[Records from a data collection]
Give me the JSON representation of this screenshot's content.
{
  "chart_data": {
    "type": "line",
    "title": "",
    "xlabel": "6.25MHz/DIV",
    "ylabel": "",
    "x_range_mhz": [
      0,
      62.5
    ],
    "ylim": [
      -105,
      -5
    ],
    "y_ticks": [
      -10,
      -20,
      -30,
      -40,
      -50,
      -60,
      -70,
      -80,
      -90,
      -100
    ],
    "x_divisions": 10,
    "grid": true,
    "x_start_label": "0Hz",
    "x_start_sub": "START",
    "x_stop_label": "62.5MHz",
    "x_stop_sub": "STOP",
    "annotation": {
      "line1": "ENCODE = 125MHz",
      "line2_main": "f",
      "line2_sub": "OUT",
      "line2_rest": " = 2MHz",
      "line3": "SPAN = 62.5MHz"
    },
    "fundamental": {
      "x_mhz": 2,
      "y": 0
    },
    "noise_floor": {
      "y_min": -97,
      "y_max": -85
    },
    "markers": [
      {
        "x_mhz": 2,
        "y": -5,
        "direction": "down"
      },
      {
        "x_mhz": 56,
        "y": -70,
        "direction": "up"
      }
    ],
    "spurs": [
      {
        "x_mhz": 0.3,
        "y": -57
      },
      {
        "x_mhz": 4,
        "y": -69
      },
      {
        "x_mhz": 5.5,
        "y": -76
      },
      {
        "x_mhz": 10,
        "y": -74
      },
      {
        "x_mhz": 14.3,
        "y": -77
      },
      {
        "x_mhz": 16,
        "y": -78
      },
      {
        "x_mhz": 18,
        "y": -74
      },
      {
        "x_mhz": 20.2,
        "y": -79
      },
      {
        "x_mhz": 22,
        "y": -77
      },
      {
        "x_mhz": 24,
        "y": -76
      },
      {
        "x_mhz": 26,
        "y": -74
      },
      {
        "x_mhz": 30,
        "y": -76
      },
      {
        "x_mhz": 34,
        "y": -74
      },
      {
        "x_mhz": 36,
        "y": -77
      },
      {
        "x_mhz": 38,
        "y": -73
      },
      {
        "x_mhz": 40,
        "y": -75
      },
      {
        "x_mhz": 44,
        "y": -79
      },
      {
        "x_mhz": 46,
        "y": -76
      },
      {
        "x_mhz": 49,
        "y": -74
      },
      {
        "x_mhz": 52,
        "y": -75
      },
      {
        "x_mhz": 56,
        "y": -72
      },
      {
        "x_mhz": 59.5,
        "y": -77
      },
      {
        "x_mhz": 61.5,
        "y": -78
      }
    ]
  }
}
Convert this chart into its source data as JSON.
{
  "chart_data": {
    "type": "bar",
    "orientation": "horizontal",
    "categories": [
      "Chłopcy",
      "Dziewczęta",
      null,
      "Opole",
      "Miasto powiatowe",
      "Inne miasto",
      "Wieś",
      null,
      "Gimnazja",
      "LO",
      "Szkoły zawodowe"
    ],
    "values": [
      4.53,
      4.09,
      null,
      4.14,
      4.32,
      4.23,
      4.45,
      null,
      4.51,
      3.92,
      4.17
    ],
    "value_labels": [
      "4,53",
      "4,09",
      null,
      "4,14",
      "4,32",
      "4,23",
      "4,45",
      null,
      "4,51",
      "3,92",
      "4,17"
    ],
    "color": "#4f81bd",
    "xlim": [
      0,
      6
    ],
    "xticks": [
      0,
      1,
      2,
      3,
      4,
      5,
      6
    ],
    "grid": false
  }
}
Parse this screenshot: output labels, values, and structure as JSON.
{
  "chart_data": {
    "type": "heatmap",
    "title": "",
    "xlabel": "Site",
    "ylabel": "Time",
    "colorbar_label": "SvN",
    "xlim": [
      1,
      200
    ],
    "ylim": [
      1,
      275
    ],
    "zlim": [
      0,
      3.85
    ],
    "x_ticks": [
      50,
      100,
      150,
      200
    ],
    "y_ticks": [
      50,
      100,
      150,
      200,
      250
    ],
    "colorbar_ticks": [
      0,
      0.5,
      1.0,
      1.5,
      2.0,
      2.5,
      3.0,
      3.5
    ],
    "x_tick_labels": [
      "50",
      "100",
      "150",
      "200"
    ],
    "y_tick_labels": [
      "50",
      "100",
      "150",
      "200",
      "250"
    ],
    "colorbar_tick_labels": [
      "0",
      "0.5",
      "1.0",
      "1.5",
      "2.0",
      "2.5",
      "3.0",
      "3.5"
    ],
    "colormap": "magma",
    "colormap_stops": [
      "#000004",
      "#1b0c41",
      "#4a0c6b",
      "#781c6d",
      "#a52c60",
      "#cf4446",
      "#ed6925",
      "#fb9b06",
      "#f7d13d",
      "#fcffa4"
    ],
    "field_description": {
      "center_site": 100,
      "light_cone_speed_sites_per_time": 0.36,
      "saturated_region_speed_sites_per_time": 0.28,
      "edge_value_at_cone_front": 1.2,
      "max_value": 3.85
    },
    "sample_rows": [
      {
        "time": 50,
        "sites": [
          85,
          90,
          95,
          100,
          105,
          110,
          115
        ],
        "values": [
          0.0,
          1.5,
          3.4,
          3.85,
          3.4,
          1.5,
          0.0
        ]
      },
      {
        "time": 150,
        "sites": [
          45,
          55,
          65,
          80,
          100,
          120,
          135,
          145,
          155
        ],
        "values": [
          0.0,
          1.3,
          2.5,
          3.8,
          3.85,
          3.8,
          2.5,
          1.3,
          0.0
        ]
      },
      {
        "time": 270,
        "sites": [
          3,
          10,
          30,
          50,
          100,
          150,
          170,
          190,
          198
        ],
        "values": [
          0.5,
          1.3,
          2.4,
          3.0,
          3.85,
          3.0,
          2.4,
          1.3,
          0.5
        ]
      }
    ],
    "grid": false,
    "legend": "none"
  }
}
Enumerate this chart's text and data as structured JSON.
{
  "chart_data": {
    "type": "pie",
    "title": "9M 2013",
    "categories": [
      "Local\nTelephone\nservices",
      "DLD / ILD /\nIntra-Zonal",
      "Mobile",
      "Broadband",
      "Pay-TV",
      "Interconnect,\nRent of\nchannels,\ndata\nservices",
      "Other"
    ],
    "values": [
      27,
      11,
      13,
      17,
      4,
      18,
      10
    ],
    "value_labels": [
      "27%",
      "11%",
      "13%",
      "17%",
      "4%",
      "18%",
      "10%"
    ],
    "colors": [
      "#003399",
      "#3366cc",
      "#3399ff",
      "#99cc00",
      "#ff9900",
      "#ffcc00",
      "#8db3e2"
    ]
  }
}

# Directions for this task
Quote each line of the data above exactly as written.

# Final result
Give me the JSON representation of this screenshot's content.
{
  "chart_data": {
    "type": "line",
    "title": "",
    "xlabel": "6.25MHz/DIV",
    "ylabel": "",
    "x_range_mhz": [
      0,
      62.5
    ],
    "ylim": [
      -105,
      -5
    ],
    "y_ticks": [
      -10,
      -20,
      -30,
      -40,
      -50,
      -60,
      -70,
      -80,
      -90,
      -100
    ],
    "x_divisions": 10,
    "grid": true,
    "x_start_label": "0Hz",
    "x_start_sub": "START",
    "x_stop_label": "62.5MHz",
    "x_stop_sub": "STOP",
    "annotation": {
      "line1": "ENCODE = 125MHz",
      "line2_main": "f",
      "line2_sub": "OUT",
      "line2_rest": " = 2MHz",
      "line3": "SPAN = 62.5MHz"
    },
    "fundamental": {
      "x_mhz": 2,
      "y": 0
    },
    "noise_floor": {
      "y_min": -97,
      "y_max": -85
    },
    "markers": [
      {
        "x_mhz": 2,
        "y": -5,
        "direction": "down"
      },
      {
        "x_mhz": 56,
        "y": -70,
        "direction": "up"
      }
    ],
    "spurs": [
      {
        "x_mhz": 0.3,
        "y": -57
      },
      {
        "x_mhz": 4,
        "y": -69
      },
      {
        "x_mhz": 5.5,
        "y": -76
      },
      {
        "x_mhz": 10,
        "y": -74
      },
      {
        "x_mhz": 14.3,
        "y": -77
      },
      {
        "x_mhz": 16,
        "y": -78
      },
      {
        "x_mhz": 18,
        "y": -74
      },
      {
        "x_mhz": 20.2,
        "y": -79
      },
      {
        "x_mhz": 22,
        "y": -77
      },
      {
        "x_mhz": 24,
        "y": -76
      },
      {
        "x_mhz": 26,
        "y": -74
      },
      {
        "x_mhz": 30,
        "y": -76
      },
      {
        "x_mhz": 34,
        "y": -74
      },
      {
        "x_mhz": 36,
        "y": -77
      },
      {
        "x_mhz": 38,
        "y": -73
      },
      {
        "x_mhz": 40,
        "y": -75
      },
      {
        "x_mhz": 44,
        "y": -79
      },
      {
        "x_mhz": 46,
        "y": -76
      },
      {
        "x_mhz": 49,
        "y": -74
      },
      {
        "x_mhz": 52,
        "y": -75
      },
      {
        "x_mhz": 56,
        "y": -72
      },
      {
        "x_mhz": 59.5,
        "y": -77
      },
      {
        "x_mhz": 61.5,
        "y": -78
      }
    ]
  }
}
Convert this chart into its source data as JSON.
{
  "chart_data": {
    "type": "bar",
    "orientation": "horizontal",
    "categories": [
      "Chłopcy",
      "Dziewczęta",
      null,
      "Opole",
      "Miasto powiatowe",
      "Inne miasto",
      "Wieś",
      null,
      "Gimnazja",
      "LO",
      "Szkoły zawodowe"
    ],
    "values": [
      4.53,
      4.09,
      null,
      4.14,
      4.32,
      4.23,
      4.45,
      null,
      4.51,
      3.92,
      4.17
    ],
    "value_labels": [
      "4,53",
      "4,09",
      null,
      "4,14",
      "4,32",
      "4,23",
      "4,45",
      null,
      "4,51",
      "3,92",
      "4,17"
    ],
    "color": "#4f81bd",
    "xlim": [
      0,
      6
    ],
    "xticks": [
      0,
      1,
      2,
      3,
      4,
      5,
      6
    ],
    "grid": false
  }
}
Parse this screenshot: output labels, values, and structure as JSON.
{
  "chart_data": {
    "type": "heatmap",
    "title": "",
    "xlabel": "Site",
    "ylabel": "Time",
    "colorbar_label": "SvN",
    "xlim": [
      1,
      200
    ],
    "ylim": [
      1,
      275
    ],
    "zlim": [
      0,
      3.85
    ],
    "x_ticks": [
      50,
      100,
      150,
      200
    ],
    "y_ticks": [
      50,
      100,
      150,
      200,
      250
    ],
    "colorbar_ticks": [
      0,
      0.5,
      1.0,
      1.5,
      2.0,
      2.5,
      3.0,
      3.5
    ],
    "x_tick_labels": [
      "50",
      "100",
      "150",
      "200"
    ],
    "y_tick_labels": [
      "50",
      "100",
      "150",
      "200",
      "250"
    ],
    "colorbar_tick_labels": [
      "0",
      "0.5",
      "1.0",
      "1.5",
      "2.0",
      "2.5",
      "3.0",
      "3.5"
    ],
    "colormap": "magma",
    "colormap_stops": [
      "#000004",
      "#1b0c41",
      "#4a0c6b",
      "#781c6d",
      "#a52c60",
      "#cf4446",
      "#ed6925",
      "#fb9b06",
      "#f7d13d",
      "#fcffa4"
    ],
    "field_description": {
      "center_site": 100,
      "light_cone_speed_sites_per_time": 0.36,
      "saturated_region_speed_sites_per_time": 0.28,
      "edge_value_at_cone_front": 1.2,
      "max_value": 3.85
    },
    "sample_rows": [
      {
        "time": 50,
        "sites": [
          85,
          90,
          95,
          100,
          105,
          110,
          115
        ],
        "values": [
          0.0,
          1.5,
          3.4,
          3.85,
          3.4,
          1.5,
          0.0
        ]
      },
      {
        "time": 150,
        "sites": [
          45,
          55,
          65,
          80,
          100,
          120,
          135,
          145,
          155
        ],
        "values": [
          0.0,
          1.3,
          2.5,
          3.8,
          3.85,
          3.8,
          2.5,
          1.3,
          0.0
        ]
      },
      {
        "time": 270,
        "sites": [
          3,
          10,
          30,
          50,
          100,
          150,
          170,
          190,
          198
        ],
        "values": [
          0.5,
          1.3,
          2.4,
          3.0,
          3.85,
          3.0,
          2.4,
          1.3,
          0.5
        ]
      }
    ],
    "grid": false,
    "legend": "none"
  }
}
Enumerate this chart's text and data as structured JSON.
{
  "chart_data": {
    "type": "pie",
    "title": "9M 2013",
    "categories": [
      "Local\nTelephone\nservices",
      "DLD / ILD /\nIntra-Zonal",
      "Mobile",
      "Broadband",
      "Pay-TV",
      "Interconnect,\nRent of\nchannels,\ndata\nservices",
      "Other"
    ],
    "values": [
      27,
      11,
      13,
      17,
      4,
      18,
      10
    ],
    "value_labels": [
      "27%",
      "11%",
      "13%",
      "17%",
      "4%",
      "18%",
      "10%"
    ],
    "colors": [
      "#003399",
      "#3366cc",
      "#3399ff",
      "#99cc00",
      "#ff9900",
      "#ffcc00",
      "#8db3e2"
    ]
  }
}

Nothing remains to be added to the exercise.